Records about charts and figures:
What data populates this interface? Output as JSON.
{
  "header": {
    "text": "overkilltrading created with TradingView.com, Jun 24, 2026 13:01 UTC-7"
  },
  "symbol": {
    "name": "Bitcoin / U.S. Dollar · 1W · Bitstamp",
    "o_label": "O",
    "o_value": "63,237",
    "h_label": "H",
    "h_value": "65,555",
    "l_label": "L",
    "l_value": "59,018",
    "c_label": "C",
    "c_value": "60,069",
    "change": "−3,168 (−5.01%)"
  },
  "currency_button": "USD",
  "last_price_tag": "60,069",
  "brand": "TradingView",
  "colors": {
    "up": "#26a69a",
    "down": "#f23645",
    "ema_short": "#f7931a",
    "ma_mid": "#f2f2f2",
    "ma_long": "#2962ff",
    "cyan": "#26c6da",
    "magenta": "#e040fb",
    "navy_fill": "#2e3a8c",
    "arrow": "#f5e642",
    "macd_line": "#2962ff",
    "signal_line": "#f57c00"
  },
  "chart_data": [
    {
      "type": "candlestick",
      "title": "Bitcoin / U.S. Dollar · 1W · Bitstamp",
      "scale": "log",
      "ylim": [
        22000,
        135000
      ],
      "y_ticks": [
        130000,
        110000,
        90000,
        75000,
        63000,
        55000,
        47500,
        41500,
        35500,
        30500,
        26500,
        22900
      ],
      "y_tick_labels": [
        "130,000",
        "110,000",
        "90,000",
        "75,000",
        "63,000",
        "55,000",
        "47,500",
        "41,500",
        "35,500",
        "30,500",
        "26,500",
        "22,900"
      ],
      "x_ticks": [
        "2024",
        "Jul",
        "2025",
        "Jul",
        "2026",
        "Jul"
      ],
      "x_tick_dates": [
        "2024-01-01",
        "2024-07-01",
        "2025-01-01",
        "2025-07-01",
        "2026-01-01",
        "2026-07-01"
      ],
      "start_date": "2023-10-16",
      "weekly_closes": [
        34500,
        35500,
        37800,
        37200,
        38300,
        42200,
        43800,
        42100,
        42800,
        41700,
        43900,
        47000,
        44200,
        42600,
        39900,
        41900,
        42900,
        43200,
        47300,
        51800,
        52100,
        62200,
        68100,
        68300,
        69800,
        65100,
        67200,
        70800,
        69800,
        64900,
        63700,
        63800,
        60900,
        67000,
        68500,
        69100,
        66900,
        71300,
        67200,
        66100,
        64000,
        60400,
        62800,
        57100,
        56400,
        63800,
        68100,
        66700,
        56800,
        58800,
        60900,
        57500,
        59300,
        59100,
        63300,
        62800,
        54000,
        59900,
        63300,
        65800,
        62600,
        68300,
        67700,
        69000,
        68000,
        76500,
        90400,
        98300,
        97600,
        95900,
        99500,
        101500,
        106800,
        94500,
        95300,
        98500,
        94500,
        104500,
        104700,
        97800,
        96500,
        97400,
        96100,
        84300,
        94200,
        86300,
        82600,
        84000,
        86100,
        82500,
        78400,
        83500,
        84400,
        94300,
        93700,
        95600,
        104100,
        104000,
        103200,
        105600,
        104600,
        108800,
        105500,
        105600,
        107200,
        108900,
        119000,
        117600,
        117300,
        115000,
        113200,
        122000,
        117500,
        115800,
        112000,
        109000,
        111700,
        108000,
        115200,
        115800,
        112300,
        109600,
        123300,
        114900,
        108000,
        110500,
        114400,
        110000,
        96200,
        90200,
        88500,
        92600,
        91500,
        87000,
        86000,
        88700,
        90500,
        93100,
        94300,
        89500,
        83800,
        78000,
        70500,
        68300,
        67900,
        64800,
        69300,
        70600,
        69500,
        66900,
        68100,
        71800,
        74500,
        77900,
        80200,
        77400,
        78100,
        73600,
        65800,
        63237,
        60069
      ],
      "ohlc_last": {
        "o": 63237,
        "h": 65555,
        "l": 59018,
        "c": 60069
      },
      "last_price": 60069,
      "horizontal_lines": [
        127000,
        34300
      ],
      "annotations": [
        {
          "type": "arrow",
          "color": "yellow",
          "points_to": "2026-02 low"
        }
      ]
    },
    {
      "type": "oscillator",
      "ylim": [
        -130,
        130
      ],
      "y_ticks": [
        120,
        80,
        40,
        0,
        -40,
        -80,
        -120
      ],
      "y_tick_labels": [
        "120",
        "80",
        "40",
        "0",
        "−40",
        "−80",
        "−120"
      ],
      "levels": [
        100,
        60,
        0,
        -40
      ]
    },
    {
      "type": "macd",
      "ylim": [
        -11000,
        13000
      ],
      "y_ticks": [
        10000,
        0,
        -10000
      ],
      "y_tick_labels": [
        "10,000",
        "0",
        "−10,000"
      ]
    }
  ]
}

To be done: Work out the number of lines above that include the string "Bitcoin" and write only that number.

The reply: 2